_Items from a dataset_:
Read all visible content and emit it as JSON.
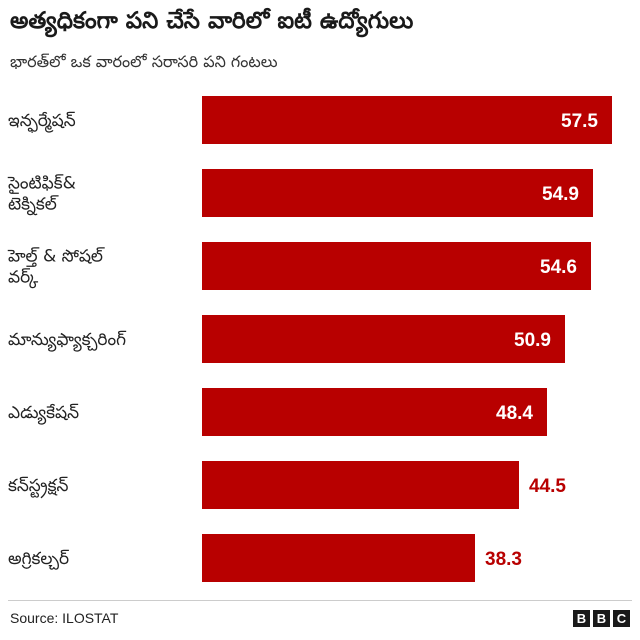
{
  "header": {
    "title": "అత్యధికంగా పని చేసే వారిలో ఐటీ ఉద్యోగులు",
    "subtitle": "భారత్‌లో ఒక వారంలో సరాసరి పని గంటలు"
  },
  "footer": {
    "source": "Source: ILOSTAT",
    "logo_letters": [
      "B",
      "B",
      "C"
    ]
  },
  "colors": {
    "bar": "#b80000",
    "label_inside": "#ffffff",
    "label_outside": "#b80000",
    "category_text": "#222222"
  },
  "chart_data": {
    "type": "bar",
    "orientation": "horizontal",
    "title": "అత్యధికంగా పని చేసే వారిలో ఐటీ ఉద్యోగులు",
    "subtitle": "భారత్‌లో ఒక వారంలో సరాసరి పని గంటలు",
    "categories": [
      [
        "ఇన్ఫర్మేషన్"
      ],
      [
        "సైంటిఫిక్&",
        "టెక్నికల్"
      ],
      [
        "హెల్త్ & సోషల్",
        "వర్క్"
      ],
      [
        "మాన్యుఫ్యాక్చరింగ్"
      ],
      [
        "ఎడ్యుకేషన్"
      ],
      [
        "కన్‌స్ట్రక్షన్"
      ],
      [
        "అగ్రికల్చర్"
      ]
    ],
    "values": [
      57.5,
      54.9,
      54.6,
      50.9,
      48.4,
      44.5,
      38.3
    ],
    "value_labels": [
      "57.5",
      "54.9",
      "54.6",
      "50.9",
      "48.4",
      "44.5",
      "38.3"
    ],
    "xlim": [
      0,
      57.5
    ],
    "grid": false,
    "legend": "none",
    "source": "Source: ILOSTAT"
  }
}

_Set exercise_: With the pictures left out, transcribe the material exactly.

_Result of this task_:
Read all visible content and emit it as JSON.
{
  "header": {
    "title": "అత్యధికంగా పని చేసే వారిలో ఐటీ ఉద్యోగులు",
    "subtitle": "భారత్‌లో ఒక వారంలో సరాసరి పని గంటలు"
  },
  "footer": {
    "source": "Source: ILOSTAT",
    "logo_letters": [
      "B",
      "B",
      "C"
    ]
  },
  "colors": {
    "bar": "#b80000",
    "label_inside": "#ffffff",
    "label_outside": "#b80000",
    "category_text": "#222222"
  },
  "chart_data": {
    "type": "bar",
    "orientation": "horizontal",
    "title": "అత్యధికంగా పని చేసే వారిలో ఐటీ ఉద్యోగులు",
    "subtitle": "భారత్‌లో ఒక వారంలో సరాసరి పని గంటలు",
    "categories": [
      [
        "ఇన్ఫర్మేషన్"
      ],
      [
        "సైంటిఫిక్&",
        "టెక్నికల్"
      ],
      [
        "హెల్త్ & సోషల్",
        "వర్క్"
      ],
      [
        "మాన్యుఫ్యాక్చరింగ్"
      ],
      [
        "ఎడ్యుకేషన్"
      ],
      [
        "కన్‌స్ట్రక్షన్"
      ],
      [
        "అగ్రికల్చర్"
      ]
    ],
    "values": [
      57.5,
      54.9,
      54.6,
      50.9,
      48.4,
      44.5,
      38.3
    ],
    "value_labels": [
      "57.5",
      "54.9",
      "54.6",
      "50.9",
      "48.4",
      "44.5",
      "38.3"
    ],
    "xlim": [
      0,
      57.5
    ],
    "grid": false,
    "legend": "none",
    "source": "Source: ILOSTAT"
  }
}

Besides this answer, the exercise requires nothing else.